Exercise: Exactly repeat the full listing that follows.

Records for this task:
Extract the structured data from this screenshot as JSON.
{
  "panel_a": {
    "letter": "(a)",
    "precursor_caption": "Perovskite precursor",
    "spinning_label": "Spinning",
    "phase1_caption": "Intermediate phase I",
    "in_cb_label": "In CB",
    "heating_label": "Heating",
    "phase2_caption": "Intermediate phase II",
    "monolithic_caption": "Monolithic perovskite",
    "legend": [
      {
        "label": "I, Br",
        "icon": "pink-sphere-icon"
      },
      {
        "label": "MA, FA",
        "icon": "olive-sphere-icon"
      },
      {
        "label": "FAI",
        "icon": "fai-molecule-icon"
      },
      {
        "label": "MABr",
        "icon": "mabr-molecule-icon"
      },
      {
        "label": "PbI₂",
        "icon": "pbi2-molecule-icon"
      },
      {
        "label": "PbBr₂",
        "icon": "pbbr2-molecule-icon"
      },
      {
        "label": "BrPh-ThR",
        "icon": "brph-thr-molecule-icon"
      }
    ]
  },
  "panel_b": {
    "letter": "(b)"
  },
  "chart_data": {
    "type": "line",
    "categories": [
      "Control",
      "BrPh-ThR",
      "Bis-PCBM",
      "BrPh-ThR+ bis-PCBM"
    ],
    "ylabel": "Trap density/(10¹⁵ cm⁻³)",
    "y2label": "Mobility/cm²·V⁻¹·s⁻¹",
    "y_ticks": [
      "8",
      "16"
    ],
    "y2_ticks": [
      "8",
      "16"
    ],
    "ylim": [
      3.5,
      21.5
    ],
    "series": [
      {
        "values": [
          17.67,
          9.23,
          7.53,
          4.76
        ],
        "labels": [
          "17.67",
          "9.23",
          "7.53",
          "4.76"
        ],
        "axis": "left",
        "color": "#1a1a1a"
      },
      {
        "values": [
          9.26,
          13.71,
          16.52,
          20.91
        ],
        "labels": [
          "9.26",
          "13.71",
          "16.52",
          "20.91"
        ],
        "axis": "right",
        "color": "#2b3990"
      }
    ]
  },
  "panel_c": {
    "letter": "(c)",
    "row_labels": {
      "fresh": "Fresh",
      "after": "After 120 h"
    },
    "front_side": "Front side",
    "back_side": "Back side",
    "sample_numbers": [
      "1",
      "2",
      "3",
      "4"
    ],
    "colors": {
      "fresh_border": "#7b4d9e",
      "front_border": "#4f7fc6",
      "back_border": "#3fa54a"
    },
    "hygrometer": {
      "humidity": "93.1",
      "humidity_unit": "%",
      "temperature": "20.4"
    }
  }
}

Output of the exercise:
Extract the structured data from this screenshot as JSON.
{
  "panel_a": {
    "letter": "(a)",
    "precursor_caption": "Perovskite precursor",
    "spinning_label": "Spinning",
    "phase1_caption": "Intermediate phase I",
    "in_cb_label": "In CB",
    "heating_label": "Heating",
    "phase2_caption": "Intermediate phase II",
    "monolithic_caption": "Monolithic perovskite",
    "legend": [
      {
        "label": "I, Br",
        "icon": "pink-sphere-icon"
      },
      {
        "label": "MA, FA",
        "icon": "olive-sphere-icon"
      },
      {
        "label": "FAI",
        "icon": "fai-molecule-icon"
      },
      {
        "label": "MABr",
        "icon": "mabr-molecule-icon"
      },
      {
        "label": "PbI₂",
        "icon": "pbi2-molecule-icon"
      },
      {
        "label": "PbBr₂",
        "icon": "pbbr2-molecule-icon"
      },
      {
        "label": "BrPh-ThR",
        "icon": "brph-thr-molecule-icon"
      }
    ]
  },
  "panel_b": {
    "letter": "(b)"
  },
  "chart_data": {
    "type": "line",
    "categories": [
      "Control",
      "BrPh-ThR",
      "Bis-PCBM",
      "BrPh-ThR+ bis-PCBM"
    ],
    "ylabel": "Trap density/(10¹⁵ cm⁻³)",
    "y2label": "Mobility/cm²·V⁻¹·s⁻¹",
    "y_ticks": [
      "8",
      "16"
    ],
    "y2_ticks": [
      "8",
      "16"
    ],
    "ylim": [
      3.5,
      21.5
    ],
    "series": [
      {
        "values": [
          17.67,
          9.23,
          7.53,
          4.76
        ],
        "labels": [
          "17.67",
          "9.23",
          "7.53",
          "4.76"
        ],
        "axis": "left",
        "color": "#1a1a1a"
      },
      {
        "values": [
          9.26,
          13.71,
          16.52,
          20.91
        ],
        "labels": [
          "9.26",
          "13.71",
          "16.52",
          "20.91"
        ],
        "axis": "right",
        "color": "#2b3990"
      }
    ]
  },
  "panel_c": {
    "letter": "(c)",
    "row_labels": {
      "fresh": "Fresh",
      "after": "After 120 h"
    },
    "front_side": "Front side",
    "back_side": "Back side",
    "sample_numbers": [
      "1",
      "2",
      "3",
      "4"
    ],
    "colors": {
      "fresh_border": "#7b4d9e",
      "front_border": "#4f7fc6",
      "back_border": "#3fa54a"
    },
    "hygrometer": {
      "humidity": "93.1",
      "humidity_unit": "%",
      "temperature": "20.4"
    }
  }
}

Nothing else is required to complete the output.